» WRITTEN PROBLEM
Reproduce each line exactly.

[Start RECORDS FOR PROCESSING]

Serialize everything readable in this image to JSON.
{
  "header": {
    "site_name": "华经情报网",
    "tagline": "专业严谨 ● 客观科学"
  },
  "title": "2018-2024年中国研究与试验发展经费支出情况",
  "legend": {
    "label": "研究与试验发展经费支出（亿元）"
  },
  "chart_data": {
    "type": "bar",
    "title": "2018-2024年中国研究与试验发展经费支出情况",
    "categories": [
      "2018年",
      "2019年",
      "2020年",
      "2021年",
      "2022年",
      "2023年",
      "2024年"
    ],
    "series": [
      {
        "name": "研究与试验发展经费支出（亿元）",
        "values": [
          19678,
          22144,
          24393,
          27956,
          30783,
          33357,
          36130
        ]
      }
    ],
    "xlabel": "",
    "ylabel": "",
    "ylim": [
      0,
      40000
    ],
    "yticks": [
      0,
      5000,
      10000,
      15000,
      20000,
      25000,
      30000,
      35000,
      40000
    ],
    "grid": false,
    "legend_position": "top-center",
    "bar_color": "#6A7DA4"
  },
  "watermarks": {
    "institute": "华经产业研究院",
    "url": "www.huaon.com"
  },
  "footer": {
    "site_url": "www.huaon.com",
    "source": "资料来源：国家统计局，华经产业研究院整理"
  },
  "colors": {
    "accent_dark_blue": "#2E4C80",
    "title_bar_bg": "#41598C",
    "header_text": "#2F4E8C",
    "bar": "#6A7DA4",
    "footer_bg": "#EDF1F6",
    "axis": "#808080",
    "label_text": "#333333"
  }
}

[End RECORDS FOR PROCESSING]

» TASK ANSWER
Serialize everything readable in this image to JSON.
{
  "header": {
    "site_name": "华经情报网",
    "tagline": "专业严谨 ● 客观科学"
  },
  "title": "2018-2024年中国研究与试验发展经费支出情况",
  "legend": {
    "label": "研究与试验发展经费支出（亿元）"
  },
  "chart_data": {
    "type": "bar",
    "title": "2018-2024年中国研究与试验发展经费支出情况",
    "categories": [
      "2018年",
      "2019年",
      "2020年",
      "2021年",
      "2022年",
      "2023年",
      "2024年"
    ],
    "series": [
      {
        "name": "研究与试验发展经费支出（亿元）",
        "values": [
          19678,
          22144,
          24393,
          27956,
          30783,
          33357,
          36130
        ]
      }
    ],
    "xlabel": "",
    "ylabel": "",
    "ylim": [
      0,
      40000
    ],
    "yticks": [
      0,
      5000,
      10000,
      15000,
      20000,
      25000,
      30000,
      35000,
      40000
    ],
    "grid": false,
    "legend_position": "top-center",
    "bar_color": "#6A7DA4"
  },
  "watermarks": {
    "institute": "华经产业研究院",
    "url": "www.huaon.com"
  },
  "footer": {
    "site_url": "www.huaon.com",
    "source": "资料来源：国家统计局，华经产业研究院整理"
  },
  "colors": {
    "accent_dark_blue": "#2E4C80",
    "title_bar_bg": "#41598C",
    "header_text": "#2F4E8C",
    "bar": "#6A7DA4",
    "footer_bg": "#EDF1F6",
    "axis": "#808080",
    "label_text": "#333333"
  }
}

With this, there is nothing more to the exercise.